• _PROMPT_
In the records that follow, show each line where the word "Standard" is present.

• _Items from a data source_
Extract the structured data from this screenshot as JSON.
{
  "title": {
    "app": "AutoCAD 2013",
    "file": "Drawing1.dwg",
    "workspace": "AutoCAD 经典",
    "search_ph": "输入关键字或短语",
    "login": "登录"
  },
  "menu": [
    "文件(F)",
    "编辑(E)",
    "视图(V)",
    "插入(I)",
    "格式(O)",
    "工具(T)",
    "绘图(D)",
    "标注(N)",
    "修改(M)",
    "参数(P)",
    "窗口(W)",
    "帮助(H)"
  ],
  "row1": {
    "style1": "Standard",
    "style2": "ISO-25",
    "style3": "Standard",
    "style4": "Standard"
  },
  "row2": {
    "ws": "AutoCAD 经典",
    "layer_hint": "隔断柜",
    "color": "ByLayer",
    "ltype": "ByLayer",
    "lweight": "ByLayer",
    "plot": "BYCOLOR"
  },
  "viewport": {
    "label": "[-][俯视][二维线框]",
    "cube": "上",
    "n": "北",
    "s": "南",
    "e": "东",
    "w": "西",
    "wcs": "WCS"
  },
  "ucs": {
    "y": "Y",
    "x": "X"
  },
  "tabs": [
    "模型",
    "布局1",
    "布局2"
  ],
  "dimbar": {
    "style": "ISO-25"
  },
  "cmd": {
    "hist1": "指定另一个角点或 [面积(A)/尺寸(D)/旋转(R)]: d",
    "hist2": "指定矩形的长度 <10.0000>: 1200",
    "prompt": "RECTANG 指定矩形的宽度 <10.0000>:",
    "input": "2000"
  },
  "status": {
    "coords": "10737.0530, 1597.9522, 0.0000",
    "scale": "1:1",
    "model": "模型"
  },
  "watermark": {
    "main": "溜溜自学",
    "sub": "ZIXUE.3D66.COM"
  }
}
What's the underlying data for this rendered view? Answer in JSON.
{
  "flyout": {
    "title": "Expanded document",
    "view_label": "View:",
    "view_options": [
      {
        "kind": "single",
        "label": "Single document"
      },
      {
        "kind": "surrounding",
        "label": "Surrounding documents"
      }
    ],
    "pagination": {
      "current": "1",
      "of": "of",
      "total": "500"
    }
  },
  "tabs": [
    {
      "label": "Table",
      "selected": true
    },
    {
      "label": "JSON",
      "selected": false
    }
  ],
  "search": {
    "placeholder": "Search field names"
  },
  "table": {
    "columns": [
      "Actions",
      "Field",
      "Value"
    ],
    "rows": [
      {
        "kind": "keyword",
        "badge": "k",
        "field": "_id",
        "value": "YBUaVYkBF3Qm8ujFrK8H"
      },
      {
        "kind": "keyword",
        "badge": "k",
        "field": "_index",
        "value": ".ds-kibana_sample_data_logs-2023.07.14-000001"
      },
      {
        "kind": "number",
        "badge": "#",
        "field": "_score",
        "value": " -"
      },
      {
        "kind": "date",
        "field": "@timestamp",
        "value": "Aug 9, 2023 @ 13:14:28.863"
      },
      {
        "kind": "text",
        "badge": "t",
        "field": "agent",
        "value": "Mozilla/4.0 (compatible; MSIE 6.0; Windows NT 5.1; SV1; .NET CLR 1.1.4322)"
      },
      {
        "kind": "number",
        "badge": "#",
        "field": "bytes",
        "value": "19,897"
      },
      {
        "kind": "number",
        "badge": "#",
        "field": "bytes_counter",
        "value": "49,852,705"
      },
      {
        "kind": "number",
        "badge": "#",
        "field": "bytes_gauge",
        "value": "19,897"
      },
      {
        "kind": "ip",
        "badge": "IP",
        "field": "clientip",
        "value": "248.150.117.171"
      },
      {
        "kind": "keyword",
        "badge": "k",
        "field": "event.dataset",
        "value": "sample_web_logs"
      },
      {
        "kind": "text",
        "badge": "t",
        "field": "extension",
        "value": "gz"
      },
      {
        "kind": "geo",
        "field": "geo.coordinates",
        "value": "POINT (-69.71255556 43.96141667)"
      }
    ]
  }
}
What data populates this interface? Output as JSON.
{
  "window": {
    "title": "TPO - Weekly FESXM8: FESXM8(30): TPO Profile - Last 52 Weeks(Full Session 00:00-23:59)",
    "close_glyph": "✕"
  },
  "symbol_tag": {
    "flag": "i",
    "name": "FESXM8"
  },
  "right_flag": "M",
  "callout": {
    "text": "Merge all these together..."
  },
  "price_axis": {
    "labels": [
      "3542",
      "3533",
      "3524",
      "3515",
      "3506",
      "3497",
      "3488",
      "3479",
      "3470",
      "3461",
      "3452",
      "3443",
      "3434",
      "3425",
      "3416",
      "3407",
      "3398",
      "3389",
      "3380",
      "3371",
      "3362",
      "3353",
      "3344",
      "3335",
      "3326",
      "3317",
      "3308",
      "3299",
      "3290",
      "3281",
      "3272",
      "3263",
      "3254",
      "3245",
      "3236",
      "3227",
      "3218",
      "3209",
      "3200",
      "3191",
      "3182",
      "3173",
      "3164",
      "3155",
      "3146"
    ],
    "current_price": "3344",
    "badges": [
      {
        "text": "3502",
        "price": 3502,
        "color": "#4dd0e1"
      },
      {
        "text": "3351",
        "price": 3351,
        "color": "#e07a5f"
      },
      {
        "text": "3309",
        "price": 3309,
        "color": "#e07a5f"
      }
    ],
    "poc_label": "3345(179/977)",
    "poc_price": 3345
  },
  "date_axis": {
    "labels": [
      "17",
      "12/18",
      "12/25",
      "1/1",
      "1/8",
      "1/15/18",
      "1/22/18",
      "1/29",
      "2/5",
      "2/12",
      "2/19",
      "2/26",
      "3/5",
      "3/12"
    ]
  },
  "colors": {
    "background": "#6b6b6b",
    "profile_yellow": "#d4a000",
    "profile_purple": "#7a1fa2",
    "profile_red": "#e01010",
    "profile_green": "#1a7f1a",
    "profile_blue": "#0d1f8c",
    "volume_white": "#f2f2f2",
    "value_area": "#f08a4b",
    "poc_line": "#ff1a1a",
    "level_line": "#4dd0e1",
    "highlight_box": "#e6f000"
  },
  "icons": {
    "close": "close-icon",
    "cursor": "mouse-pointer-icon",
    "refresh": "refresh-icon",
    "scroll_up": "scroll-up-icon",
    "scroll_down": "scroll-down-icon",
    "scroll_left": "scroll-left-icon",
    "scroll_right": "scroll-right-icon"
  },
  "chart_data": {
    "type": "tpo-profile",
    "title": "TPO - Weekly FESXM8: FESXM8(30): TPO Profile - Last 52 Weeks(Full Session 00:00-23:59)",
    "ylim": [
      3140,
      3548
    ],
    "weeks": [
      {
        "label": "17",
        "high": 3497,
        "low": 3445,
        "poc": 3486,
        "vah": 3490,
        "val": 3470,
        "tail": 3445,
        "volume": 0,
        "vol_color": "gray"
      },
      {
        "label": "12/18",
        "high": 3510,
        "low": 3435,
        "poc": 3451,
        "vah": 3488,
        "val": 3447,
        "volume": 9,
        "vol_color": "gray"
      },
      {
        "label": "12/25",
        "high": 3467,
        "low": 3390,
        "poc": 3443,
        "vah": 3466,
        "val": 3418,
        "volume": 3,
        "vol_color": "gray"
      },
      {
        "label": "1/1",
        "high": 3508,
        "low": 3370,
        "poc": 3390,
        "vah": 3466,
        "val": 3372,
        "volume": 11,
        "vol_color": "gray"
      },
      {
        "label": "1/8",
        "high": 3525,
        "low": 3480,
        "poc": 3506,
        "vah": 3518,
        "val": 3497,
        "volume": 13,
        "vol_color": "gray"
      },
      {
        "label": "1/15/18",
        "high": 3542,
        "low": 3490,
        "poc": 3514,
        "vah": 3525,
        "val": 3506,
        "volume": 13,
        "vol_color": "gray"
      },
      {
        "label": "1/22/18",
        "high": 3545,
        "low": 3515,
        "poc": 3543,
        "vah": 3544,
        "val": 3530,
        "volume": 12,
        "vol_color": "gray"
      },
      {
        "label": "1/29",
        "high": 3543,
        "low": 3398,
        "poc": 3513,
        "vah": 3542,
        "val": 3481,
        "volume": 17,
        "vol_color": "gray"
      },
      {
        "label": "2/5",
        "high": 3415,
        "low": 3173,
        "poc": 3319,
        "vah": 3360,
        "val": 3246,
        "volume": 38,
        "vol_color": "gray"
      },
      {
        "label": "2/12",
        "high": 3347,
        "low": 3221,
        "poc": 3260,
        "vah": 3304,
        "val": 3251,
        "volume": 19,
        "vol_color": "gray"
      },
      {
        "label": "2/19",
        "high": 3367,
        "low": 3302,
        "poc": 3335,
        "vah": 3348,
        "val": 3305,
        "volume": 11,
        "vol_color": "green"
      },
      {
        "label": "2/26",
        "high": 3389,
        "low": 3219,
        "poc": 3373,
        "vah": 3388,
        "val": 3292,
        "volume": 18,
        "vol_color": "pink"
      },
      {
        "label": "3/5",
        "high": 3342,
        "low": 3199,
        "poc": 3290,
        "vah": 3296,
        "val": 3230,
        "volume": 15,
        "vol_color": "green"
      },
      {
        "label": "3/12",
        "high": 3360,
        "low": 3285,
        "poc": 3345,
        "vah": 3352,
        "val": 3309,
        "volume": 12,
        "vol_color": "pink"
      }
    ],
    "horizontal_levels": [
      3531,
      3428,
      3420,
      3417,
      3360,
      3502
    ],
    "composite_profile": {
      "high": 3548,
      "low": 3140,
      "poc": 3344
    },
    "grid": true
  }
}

• _FULL ANSWER_
    "style1": "Standard",
    "style3": "Standard",
    "style4": "Standard"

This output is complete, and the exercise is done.